Written problem
Each line that includes the string "constructors" counts once; give the total and nothing else.

Task data

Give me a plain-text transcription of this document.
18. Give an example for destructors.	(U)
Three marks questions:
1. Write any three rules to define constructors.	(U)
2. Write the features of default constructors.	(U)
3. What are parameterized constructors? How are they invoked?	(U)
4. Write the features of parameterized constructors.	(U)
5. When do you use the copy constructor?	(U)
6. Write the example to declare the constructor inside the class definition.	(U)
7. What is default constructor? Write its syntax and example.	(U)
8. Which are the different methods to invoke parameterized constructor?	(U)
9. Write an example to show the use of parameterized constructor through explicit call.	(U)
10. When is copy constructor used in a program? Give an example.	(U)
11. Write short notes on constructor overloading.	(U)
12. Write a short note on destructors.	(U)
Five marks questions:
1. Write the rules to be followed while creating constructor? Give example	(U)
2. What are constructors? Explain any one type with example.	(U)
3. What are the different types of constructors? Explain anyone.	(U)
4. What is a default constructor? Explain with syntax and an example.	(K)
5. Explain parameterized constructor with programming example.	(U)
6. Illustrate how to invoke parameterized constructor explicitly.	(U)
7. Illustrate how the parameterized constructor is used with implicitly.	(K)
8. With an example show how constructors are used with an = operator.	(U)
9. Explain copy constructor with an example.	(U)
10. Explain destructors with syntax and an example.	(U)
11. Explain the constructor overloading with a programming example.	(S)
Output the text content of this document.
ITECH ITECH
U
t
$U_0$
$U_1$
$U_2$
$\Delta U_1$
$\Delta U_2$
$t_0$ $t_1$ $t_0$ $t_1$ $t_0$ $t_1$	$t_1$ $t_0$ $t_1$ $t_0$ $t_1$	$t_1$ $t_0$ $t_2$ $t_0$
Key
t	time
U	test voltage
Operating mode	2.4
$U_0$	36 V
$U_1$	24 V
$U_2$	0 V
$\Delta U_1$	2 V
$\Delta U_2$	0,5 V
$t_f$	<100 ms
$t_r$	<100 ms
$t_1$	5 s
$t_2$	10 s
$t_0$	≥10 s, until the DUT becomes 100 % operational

Solution to this task
7